» **Extracted material**:
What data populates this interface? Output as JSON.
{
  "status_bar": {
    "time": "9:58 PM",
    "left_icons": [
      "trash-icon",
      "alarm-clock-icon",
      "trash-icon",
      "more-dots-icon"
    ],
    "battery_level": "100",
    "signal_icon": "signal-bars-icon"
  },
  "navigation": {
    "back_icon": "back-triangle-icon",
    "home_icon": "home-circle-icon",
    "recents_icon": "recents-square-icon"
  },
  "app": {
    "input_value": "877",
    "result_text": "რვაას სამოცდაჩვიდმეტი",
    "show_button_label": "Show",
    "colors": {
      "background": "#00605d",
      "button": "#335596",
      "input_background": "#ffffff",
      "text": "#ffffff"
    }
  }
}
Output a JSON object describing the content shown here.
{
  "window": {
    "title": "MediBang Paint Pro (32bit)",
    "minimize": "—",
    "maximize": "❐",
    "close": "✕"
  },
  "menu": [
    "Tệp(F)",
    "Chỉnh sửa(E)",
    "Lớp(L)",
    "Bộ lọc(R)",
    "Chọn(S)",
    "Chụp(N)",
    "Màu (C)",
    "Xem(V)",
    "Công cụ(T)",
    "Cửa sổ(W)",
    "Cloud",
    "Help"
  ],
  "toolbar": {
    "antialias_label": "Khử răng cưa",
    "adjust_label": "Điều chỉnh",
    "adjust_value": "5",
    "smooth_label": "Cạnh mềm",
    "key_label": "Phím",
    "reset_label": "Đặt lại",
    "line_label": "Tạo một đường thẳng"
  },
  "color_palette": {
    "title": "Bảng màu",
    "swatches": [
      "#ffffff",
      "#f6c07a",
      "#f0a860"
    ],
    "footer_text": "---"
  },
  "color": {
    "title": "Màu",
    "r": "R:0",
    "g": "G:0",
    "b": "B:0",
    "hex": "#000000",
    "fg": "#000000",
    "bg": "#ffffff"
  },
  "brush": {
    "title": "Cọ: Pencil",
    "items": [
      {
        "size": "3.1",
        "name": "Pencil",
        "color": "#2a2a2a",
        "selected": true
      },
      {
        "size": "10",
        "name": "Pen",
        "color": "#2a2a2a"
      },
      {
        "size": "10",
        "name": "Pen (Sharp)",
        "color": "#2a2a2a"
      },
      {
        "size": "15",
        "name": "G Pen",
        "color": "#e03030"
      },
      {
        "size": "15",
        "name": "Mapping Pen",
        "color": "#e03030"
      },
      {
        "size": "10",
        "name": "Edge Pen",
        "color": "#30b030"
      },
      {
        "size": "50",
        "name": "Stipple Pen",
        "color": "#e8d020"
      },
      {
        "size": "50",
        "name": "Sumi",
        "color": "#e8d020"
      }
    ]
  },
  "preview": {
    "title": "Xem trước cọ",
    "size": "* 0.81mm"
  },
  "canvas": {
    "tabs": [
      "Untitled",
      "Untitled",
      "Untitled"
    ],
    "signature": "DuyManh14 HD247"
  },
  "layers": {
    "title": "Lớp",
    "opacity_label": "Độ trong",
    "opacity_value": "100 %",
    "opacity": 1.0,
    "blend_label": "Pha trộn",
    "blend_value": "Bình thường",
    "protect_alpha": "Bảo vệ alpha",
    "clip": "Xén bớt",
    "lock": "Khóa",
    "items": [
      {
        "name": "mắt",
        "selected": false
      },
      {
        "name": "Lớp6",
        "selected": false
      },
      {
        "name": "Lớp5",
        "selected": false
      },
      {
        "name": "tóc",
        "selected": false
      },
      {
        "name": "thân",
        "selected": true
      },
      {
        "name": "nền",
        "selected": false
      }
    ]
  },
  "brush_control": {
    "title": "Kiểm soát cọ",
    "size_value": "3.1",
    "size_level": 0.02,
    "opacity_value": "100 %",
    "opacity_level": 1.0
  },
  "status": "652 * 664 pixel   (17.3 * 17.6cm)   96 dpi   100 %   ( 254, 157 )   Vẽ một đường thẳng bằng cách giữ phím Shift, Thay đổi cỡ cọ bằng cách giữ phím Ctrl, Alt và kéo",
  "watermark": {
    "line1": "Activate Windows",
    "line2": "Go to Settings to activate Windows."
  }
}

» **Problem description**: Each record above should be output again exactly.

» **Written reply**:
What data populates this interface? Output as JSON.
{
  "status_bar": {
    "time": "9:58 PM",
    "left_icons": [
      "trash-icon",
      "alarm-clock-icon",
      "trash-icon",
      "more-dots-icon"
    ],
    "battery_level": "100",
    "signal_icon": "signal-bars-icon"
  },
  "navigation": {
    "back_icon": "back-triangle-icon",
    "home_icon": "home-circle-icon",
    "recents_icon": "recents-square-icon"
  },
  "app": {
    "input_value": "877",
    "result_text": "რვაას სამოცდაჩვიდმეტი",
    "show_button_label": "Show",
    "colors": {
      "background": "#00605d",
      "button": "#335596",
      "input_background": "#ffffff",
      "text": "#ffffff"
    }
  }
}
Output a JSON object describing the content shown here.
{
  "window": {
    "title": "MediBang Paint Pro (32bit)",
    "minimize": "—",
    "maximize": "❐",
    "close": "✕"
  },
  "menu": [
    "Tệp(F)",
    "Chỉnh sửa(E)",
    "Lớp(L)",
    "Bộ lọc(R)",
    "Chọn(S)",
    "Chụp(N)",
    "Màu (C)",
    "Xem(V)",
    "Công cụ(T)",
    "Cửa sổ(W)",
    "Cloud",
    "Help"
  ],
  "toolbar": {
    "antialias_label": "Khử răng cưa",
    "adjust_label": "Điều chỉnh",
    "adjust_value": "5",
    "smooth_label": "Cạnh mềm",
    "key_label": "Phím",
    "reset_label": "Đặt lại",
    "line_label": "Tạo một đường thẳng"
  },
  "color_palette": {
    "title": "Bảng màu",
    "swatches": [
      "#ffffff",
      "#f6c07a",
      "#f0a860"
    ],
    "footer_text": "---"
  },
  "color": {
    "title": "Màu",
    "r": "R:0",
    "g": "G:0",
    "b": "B:0",
    "hex": "#000000",
    "fg": "#000000",
    "bg": "#ffffff"
  },
  "brush": {
    "title": "Cọ: Pencil",
    "items": [
      {
        "size": "3.1",
        "name": "Pencil",
        "color": "#2a2a2a",
        "selected": true
      },
      {
        "size": "10",
        "name": "Pen",
        "color": "#2a2a2a"
      },
      {
        "size": "10",
        "name": "Pen (Sharp)",
        "color": "#2a2a2a"
      },
      {
        "size": "15",
        "name": "G Pen",
        "color": "#e03030"
      },
      {
        "size": "15",
        "name": "Mapping Pen",
        "color": "#e03030"
      },
      {
        "size": "10",
        "name": "Edge Pen",
        "color": "#30b030"
      },
      {
        "size": "50",
        "name": "Stipple Pen",
        "color": "#e8d020"
      },
      {
        "size": "50",
        "name": "Sumi",
        "color": "#e8d020"
      }
    ]
  },
  "preview": {
    "title": "Xem trước cọ",
    "size": "* 0.81mm"
  },
  "canvas": {
    "tabs": [
      "Untitled",
      "Untitled",
      "Untitled"
    ],
    "signature": "DuyManh14 HD247"
  },
  "layers": {
    "title": "Lớp",
    "opacity_label": "Độ trong",
    "opacity_value": "100 %",
    "opacity": 1.0,
    "blend_label": "Pha trộn",
    "blend_value": "Bình thường",
    "protect_alpha": "Bảo vệ alpha",
    "clip": "Xén bớt",
    "lock": "Khóa",
    "items": [
      {
        "name": "mắt",
        "selected": false
      },
      {
        "name": "Lớp6",
        "selected": false
      },
      {
        "name": "Lớp5",
        "selected": false
      },
      {
        "name": "tóc",
        "selected": false
      },
      {
        "name": "thân",
        "selected": true
      },
      {
        "name": "nền",
        "selected": false
      }
    ]
  },
  "brush_control": {
    "title": "Kiểm soát cọ",
    "size_value": "3.1",
    "size_level": 0.02,
    "opacity_value": "100 %",
    "opacity_level": 1.0
  },
  "status": "652 * 664 pixel   (17.3 * 17.6cm)   96 dpi   100 %   ( 254, 157 )   Vẽ một đường thẳng bằng cách giữ phím Shift, Thay đổi cỡ cọ bằng cách giữ phím Ctrl, Alt và kéo",
  "watermark": {
    "line1": "Activate Windows",
    "line2": "Go to Settings to activate Windows."
  }
}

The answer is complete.